---------- Data for this task

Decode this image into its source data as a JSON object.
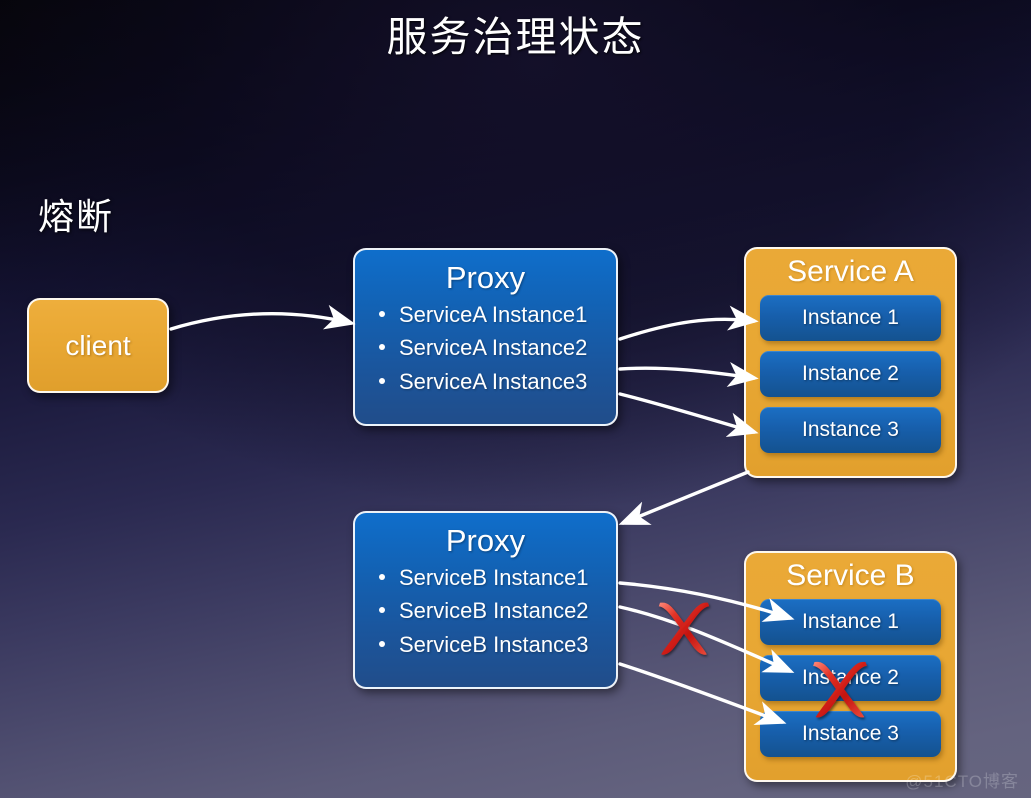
{
  "slide": {
    "title": "服务治理状态",
    "section_label": "熔断",
    "watermark": "@51CTO博客",
    "colors": {
      "background_top": "#050407",
      "background_bottom": "#66657f",
      "orange": "#e8a733",
      "blue": "#1263b6",
      "instance_blue": "#175fac",
      "arrow": "#ffffff",
      "cross_red": "#d81f1f",
      "text": "#ffffff"
    }
  },
  "nodes": {
    "client": {
      "label": "client"
    },
    "proxy_a": {
      "title": "Proxy",
      "items": [
        "ServiceA Instance1",
        "ServiceA Instance2",
        "ServiceA Instance3"
      ]
    },
    "proxy_b": {
      "title": "Proxy",
      "items": [
        "ServiceB Instance1",
        "ServiceB Instance2",
        "ServiceB Instance3"
      ]
    },
    "service_a": {
      "title": "Service A",
      "instances": [
        "Instance 1",
        "Instance 2",
        "Instance 3"
      ]
    },
    "service_b": {
      "title": "Service B",
      "instances": [
        "Instance 1",
        "Instance 2",
        "Instance 3"
      ]
    }
  },
  "edges": [
    {
      "name": "client-to-proxy-a",
      "from": "client",
      "to": "proxy_a"
    },
    {
      "name": "proxy-a-to-instance-1",
      "from": "proxy_a",
      "to": "service_a.instance_1"
    },
    {
      "name": "proxy-a-to-instance-2",
      "from": "proxy_a",
      "to": "service_a.instance_2"
    },
    {
      "name": "proxy-a-to-instance-3",
      "from": "proxy_a",
      "to": "service_a.instance_3"
    },
    {
      "name": "service-a-to-proxy-b",
      "from": "service_a",
      "to": "proxy_b"
    },
    {
      "name": "proxy-b-to-instance-1",
      "from": "proxy_b",
      "to": "service_b.instance_1"
    },
    {
      "name": "proxy-b-to-instance-2",
      "from": "proxy_b",
      "to": "service_b.instance_2"
    },
    {
      "name": "proxy-b-to-instance-3",
      "from": "proxy_b",
      "to": "service_b.instance_3"
    }
  ],
  "markers": [
    {
      "name": "cross-on-edge-to-service-b-instance-2",
      "type": "red-cross",
      "target": "proxy-b-to-instance-2 edge"
    },
    {
      "name": "cross-on-service-b-instance-2",
      "type": "red-cross",
      "target": "service_b.instance_2"
    }
  ]
}
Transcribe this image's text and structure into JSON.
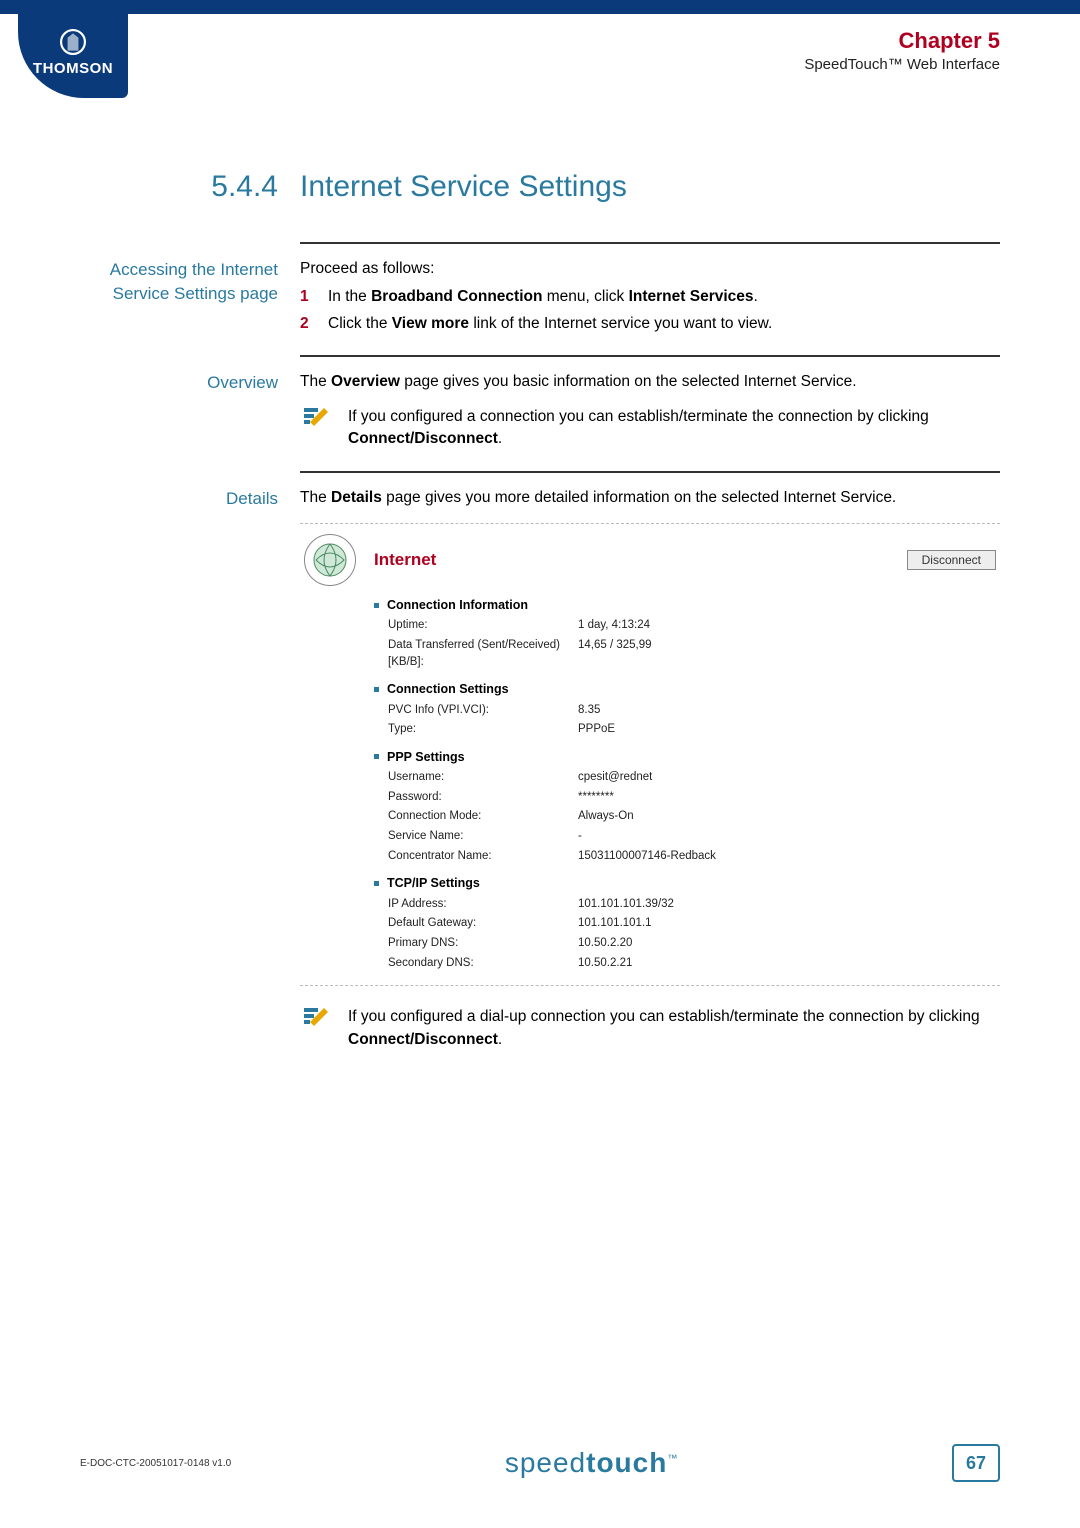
{
  "header": {
    "logo_text": "THOMSON",
    "chapter_label": "Chapter 5",
    "chapter_subtitle": "SpeedTouch™ Web Interface"
  },
  "section": {
    "number": "5.4.4",
    "title": "Internet Service Settings"
  },
  "accessing": {
    "label_line1": "Accessing the Internet",
    "label_line2": "Service Settings page",
    "intro": "Proceed as follows:",
    "steps": [
      {
        "n": "1",
        "prefix": "In the ",
        "bold1": "Broadband Connection",
        "mid": " menu, click ",
        "bold2": "Internet Services",
        "suffix": "."
      },
      {
        "n": "2",
        "prefix": "Click the ",
        "bold1": "View more",
        "mid": " link of the Internet service you want to view.",
        "bold2": "",
        "suffix": ""
      }
    ]
  },
  "overview": {
    "label": "Overview",
    "text_prefix": "The ",
    "text_bold": "Overview",
    "text_suffix": " page gives you basic information on the selected Internet Service.",
    "note_prefix": "If you configured a connection you can establish/terminate the connection by clicking ",
    "note_bold": "Connect/Disconnect",
    "note_suffix": "."
  },
  "details": {
    "label": "Details",
    "text_prefix": "The ",
    "text_bold": "Details",
    "text_suffix": " page gives you more detailed information on the selected Internet Service.",
    "panel_title": "Internet",
    "disconnect_label": "Disconnect",
    "groups": {
      "conn_info": {
        "title": "Connection Information",
        "rows": [
          {
            "label": "Uptime:",
            "value": "1 day, 4:13:24"
          },
          {
            "label": "Data Transferred (Sent/Received) [KB/B]:",
            "value": "14,65 / 325,99"
          }
        ]
      },
      "conn_settings": {
        "title": "Connection Settings",
        "rows": [
          {
            "label": "PVC Info (VPI.VCI):",
            "value": "8.35"
          },
          {
            "label": "Type:",
            "value": "PPPoE"
          }
        ]
      },
      "ppp": {
        "title": "PPP Settings",
        "rows": [
          {
            "label": "Username:",
            "value": "cpesit@rednet"
          },
          {
            "label": "Password:",
            "value": "********"
          },
          {
            "label": "Connection Mode:",
            "value": "Always-On"
          },
          {
            "label": "Service Name:",
            "value": "-"
          },
          {
            "label": "Concentrator Name:",
            "value": "15031100007146-Redback"
          }
        ]
      },
      "tcpip": {
        "title": "TCP/IP Settings",
        "rows": [
          {
            "label": "IP Address:",
            "value": "101.101.101.39/32"
          },
          {
            "label": "Default Gateway:",
            "value": "101.101.101.1"
          },
          {
            "label": "Primary DNS:",
            "value": "10.50.2.20"
          },
          {
            "label": "Secondary DNS:",
            "value": "10.50.2.21"
          }
        ]
      }
    },
    "note_prefix": "If you configured a dial-up connection you can establish/terminate the connection by clicking ",
    "note_bold": "Connect/Disconnect",
    "note_suffix": "."
  },
  "footer": {
    "doc_id": "E-DOC-CTC-20051017-0148 v1.0",
    "brand_light": "speed",
    "brand_bold": "touch",
    "page_number": "67"
  }
}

--------------------

Written exercise →
Exact duplication of all the records is required; pictures are omitted from the copy.

Task answer →
Decode this image into its source data as a JSON object.
{
  "slide": {
    "title": "服务治理状态",
    "section_label": "熔断",
    "watermark": "@51CTO博客",
    "colors": {
      "background_top": "#050407",
      "background_bottom": "#66657f",
      "orange": "#e8a733",
      "blue": "#1263b6",
      "instance_blue": "#175fac",
      "arrow": "#ffffff",
      "cross_red": "#d81f1f",
      "text": "#ffffff"
    }
  },
  "nodes": {
    "client": {
      "label": "client"
    },
    "proxy_a": {
      "title": "Proxy",
      "items": [
        "ServiceA Instance1",
        "ServiceA Instance2",
        "ServiceA Instance3"
      ]
    },
    "proxy_b": {
      "title": "Proxy",
      "items": [
        "ServiceB Instance1",
        "ServiceB Instance2",
        "ServiceB Instance3"
      ]
    },
    "service_a": {
      "title": "Service A",
      "instances": [
        "Instance 1",
        "Instance 2",
        "Instance 3"
      ]
    },
    "service_b": {
      "title": "Service B",
      "instances": [
        "Instance 1",
        "Instance 2",
        "Instance 3"
      ]
    }
  },
  "edges": [
    {
      "name": "client-to-proxy-a",
      "from": "client",
      "to": "proxy_a"
    },
    {
      "name": "proxy-a-to-instance-1",
      "from": "proxy_a",
      "to": "service_a.instance_1"
    },
    {
      "name": "proxy-a-to-instance-2",
      "from": "proxy_a",
      "to": "service_a.instance_2"
    },
    {
      "name": "proxy-a-to-instance-3",
      "from": "proxy_a",
      "to": "service_a.instance_3"
    },
    {
      "name": "service-a-to-proxy-b",
      "from": "service_a",
      "to": "proxy_b"
    },
    {
      "name": "proxy-b-to-instance-1",
      "from": "proxy_b",
      "to": "service_b.instance_1"
    },
    {
      "name": "proxy-b-to-instance-2",
      "from": "proxy_b",
      "to": "service_b.instance_2"
    },
    {
      "name": "proxy-b-to-instance-3",
      "from": "proxy_b",
      "to": "service_b.instance_3"
    }
  ],
  "markers": [
    {
      "name": "cross-on-edge-to-service-b-instance-2",
      "type": "red-cross",
      "target": "proxy-b-to-instance-2 edge"
    },
    {
      "name": "cross-on-service-b-instance-2",
      "type": "red-cross",
      "target": "service_b.instance_2"
    }
  ]
}
Transcribe this image's text and structure into JSON.
{
  "header": {
    "logo_text": "THOMSON",
    "chapter_label": "Chapter 5",
    "chapter_subtitle": "SpeedTouch™ Web Interface"
  },
  "section": {
    "number": "5.4.4",
    "title": "Internet Service Settings"
  },
  "accessing": {
    "label_line1": "Accessing the Internet",
    "label_line2": "Service Settings page",
    "intro": "Proceed as follows:",
    "steps": [
      {
        "n": "1",
        "prefix": "In the ",
        "bold1": "Broadband Connection",
        "mid": " menu, click ",
        "bold2": "Internet Services",
        "suffix": "."
      },
      {
        "n": "2",
        "prefix": "Click the ",
        "bold1": "View more",
        "mid": " link of the Internet service you want to view.",
        "bold2": "",
        "suffix": ""
      }
    ]
  },
  "overview": {
    "label": "Overview",
    "text_prefix": "The ",
    "text_bold": "Overview",
    "text_suffix": " page gives you basic information on the selected Internet Service.",
    "note_prefix": "If you configured a connection you can establish/terminate the connection by clicking ",
    "note_bold": "Connect/Disconnect",
    "note_suffix": "."
  },
  "details": {
    "label": "Details",
    "text_prefix": "The ",
    "text_bold": "Details",
    "text_suffix": " page gives you more detailed information on the selected Internet Service.",
    "panel_title": "Internet",
    "disconnect_label": "Disconnect",
    "groups": {
      "conn_info": {
        "title": "Connection Information",
        "rows": [
          {
            "label": "Uptime:",
            "value": "1 day, 4:13:24"
          },
          {
            "label": "Data Transferred (Sent/Received) [KB/B]:",
            "value": "14,65 / 325,99"
          }
        ]
      },
      "conn_settings": {
        "title": "Connection Settings",
        "rows": [
          {
            "label": "PVC Info (VPI.VCI):",
            "value": "8.35"
          },
          {
            "label": "Type:",
            "value": "PPPoE"
          }
        ]
      },
      "ppp": {
        "title": "PPP Settings",
        "rows": [
          {
            "label": "Username:",
            "value": "cpesit@rednet"
          },
          {
            "label": "Password:",
            "value": "********"
          },
          {
            "label": "Connection Mode:",
            "value": "Always-On"
          },
          {
            "label": "Service Name:",
            "value": "-"
          },
          {
            "label": "Concentrator Name:",
            "value": "15031100007146-Redback"
          }
        ]
      },
      "tcpip": {
        "title": "TCP/IP Settings",
        "rows": [
          {
            "label": "IP Address:",
            "value": "101.101.101.39/32"
          },
          {
            "label": "Default Gateway:",
            "value": "101.101.101.1"
          },
          {
            "label": "Primary DNS:",
            "value": "10.50.2.20"
          },
          {
            "label": "Secondary DNS:",
            "value": "10.50.2.21"
          }
        ]
      }
    },
    "note_prefix": "If you configured a dial-up connection you can establish/terminate the connection by clicking ",
    "note_bold": "Connect/Disconnect",
    "note_suffix": "."
  },
  "footer": {
    "doc_id": "E-DOC-CTC-20051017-0148 v1.0",
    "brand_light": "speed",
    "brand_bold": "touch",
    "page_number": "67"
  }
}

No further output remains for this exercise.